▶ _What the task requires_
Please write the listing below out again exactly, leaving every picture behind.

BEGIN Input data

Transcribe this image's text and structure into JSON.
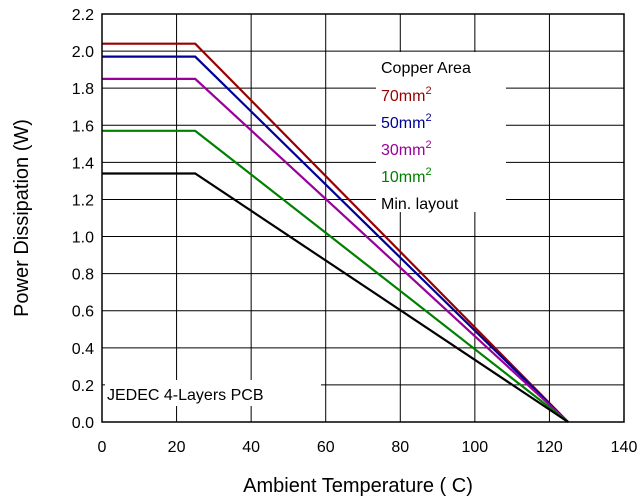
{
  "chart_data": {
    "type": "line",
    "xlabel": "Ambient Temperature ( C)",
    "ylabel": "Power Dissipation (W)",
    "xlim": [
      0,
      140
    ],
    "ylim": [
      0,
      2.2
    ],
    "x_ticks": [
      "0",
      "20",
      "40",
      "60",
      "80",
      "100",
      "120",
      "140"
    ],
    "y_ticks": [
      "0.0",
      "0.2",
      "0.4",
      "0.6",
      "0.8",
      "1.0",
      "1.2",
      "1.4",
      "1.6",
      "1.8",
      "2.0",
      "2.2"
    ],
    "grid": true,
    "legend_title": "Copper Area",
    "legend_placement": "top-right",
    "annotation": "JEDEC 4-Layers PCB",
    "series": [
      {
        "name": "70mm",
        "superscript": "2",
        "color": "#990000",
        "x": [
          0,
          25,
          125
        ],
        "y": [
          2.04,
          2.04,
          0
        ]
      },
      {
        "name": "50mm",
        "superscript": "2",
        "color": "#000099",
        "x": [
          0,
          25,
          125
        ],
        "y": [
          1.97,
          1.97,
          0
        ]
      },
      {
        "name": "30mm",
        "superscript": "2",
        "color": "#990099",
        "x": [
          0,
          25,
          125
        ],
        "y": [
          1.85,
          1.85,
          0
        ]
      },
      {
        "name": "10mm",
        "superscript": "2",
        "color": "#008000",
        "x": [
          0,
          25,
          125
        ],
        "y": [
          1.57,
          1.57,
          0
        ]
      },
      {
        "name": "Min. layout",
        "superscript": "",
        "color": "#000000",
        "x": [
          0,
          25,
          125
        ],
        "y": [
          1.34,
          1.34,
          0
        ]
      }
    ]
  }
}
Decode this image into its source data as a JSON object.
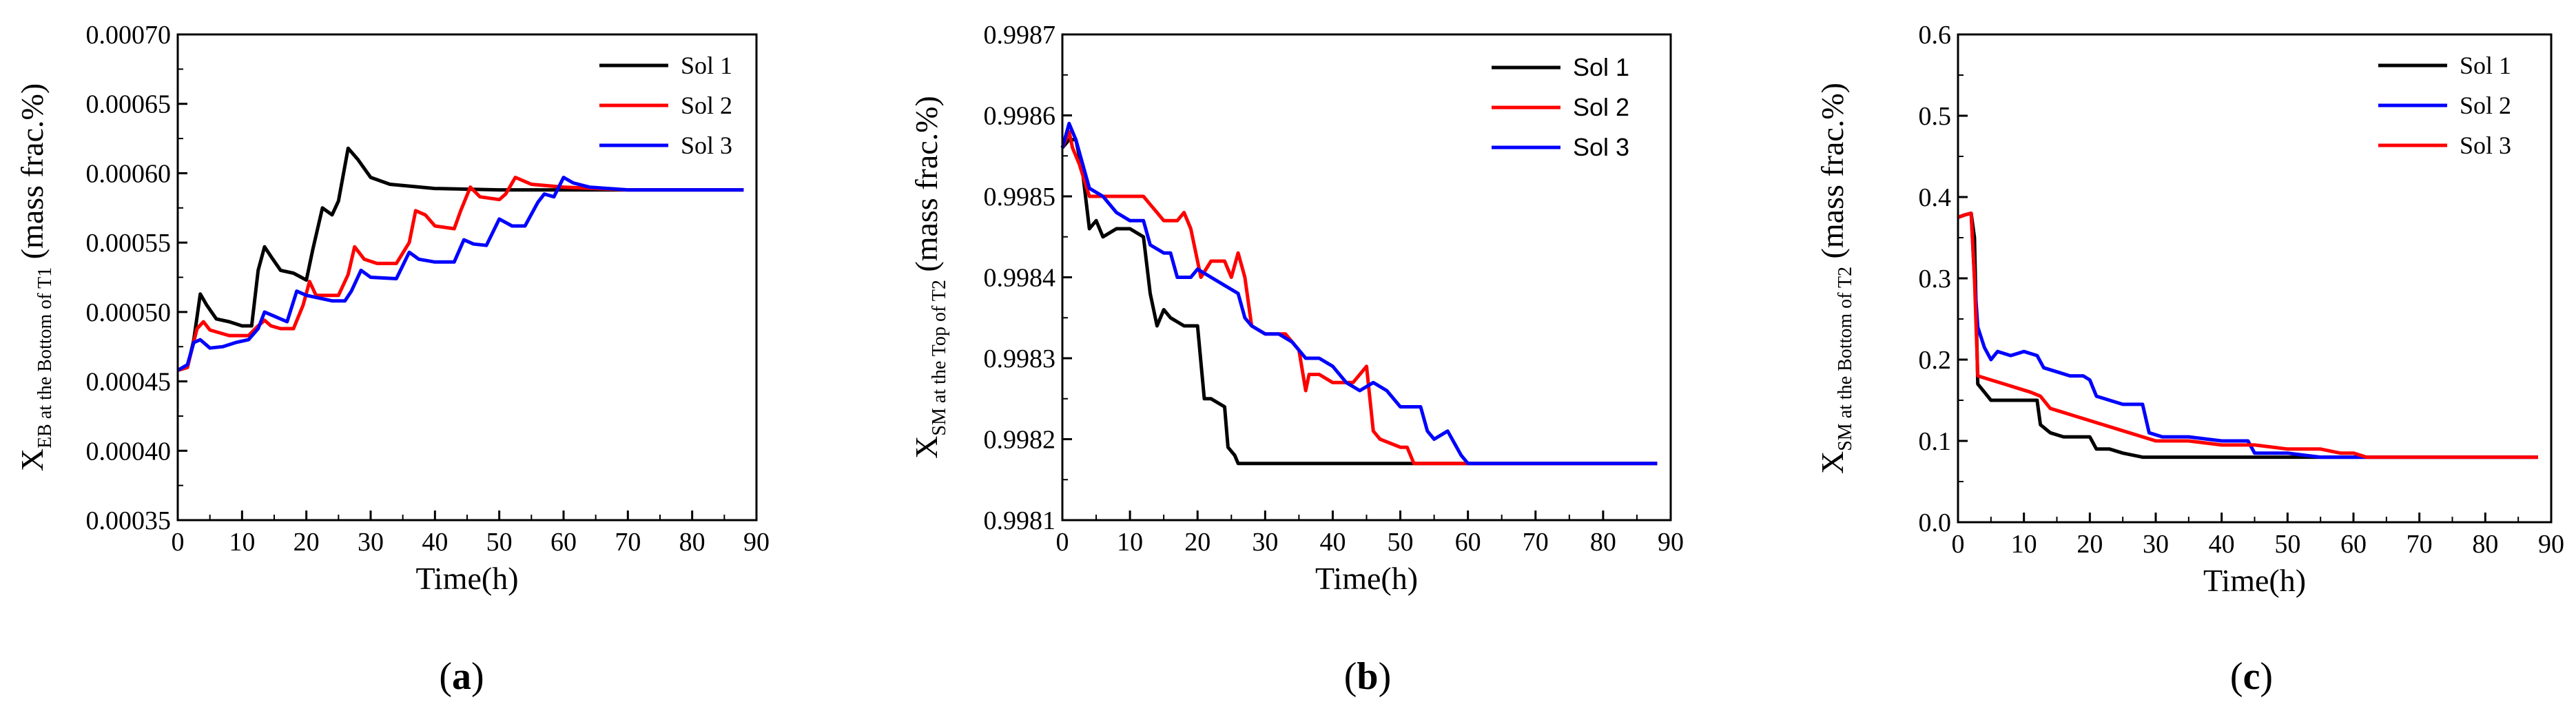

END Input data

▶ _Correct response_
Transcribe this image's text and structure into JSON.
{
  "chart_data": {
    "type": "line",
    "xlabel": "Ambient Temperature ( C)",
    "ylabel": "Power Dissipation (W)",
    "xlim": [
      0,
      140
    ],
    "ylim": [
      0,
      2.2
    ],
    "x_ticks": [
      "0",
      "20",
      "40",
      "60",
      "80",
      "100",
      "120",
      "140"
    ],
    "y_ticks": [
      "0.0",
      "0.2",
      "0.4",
      "0.6",
      "0.8",
      "1.0",
      "1.2",
      "1.4",
      "1.6",
      "1.8",
      "2.0",
      "2.2"
    ],
    "grid": true,
    "legend_title": "Copper Area",
    "legend_placement": "top-right",
    "annotation": "JEDEC 4-Layers PCB",
    "series": [
      {
        "name": "70mm",
        "superscript": "2",
        "color": "#990000",
        "x": [
          0,
          25,
          125
        ],
        "y": [
          2.04,
          2.04,
          0
        ]
      },
      {
        "name": "50mm",
        "superscript": "2",
        "color": "#000099",
        "x": [
          0,
          25,
          125
        ],
        "y": [
          1.97,
          1.97,
          0
        ]
      },
      {
        "name": "30mm",
        "superscript": "2",
        "color": "#990099",
        "x": [
          0,
          25,
          125
        ],
        "y": [
          1.85,
          1.85,
          0
        ]
      },
      {
        "name": "10mm",
        "superscript": "2",
        "color": "#008000",
        "x": [
          0,
          25,
          125
        ],
        "y": [
          1.57,
          1.57,
          0
        ]
      },
      {
        "name": "Min. layout",
        "superscript": "",
        "color": "#000000",
        "x": [
          0,
          25,
          125
        ],
        "y": [
          1.34,
          1.34,
          0
        ]
      }
    ]
  }
}
Decode this image into its source data as a JSON object.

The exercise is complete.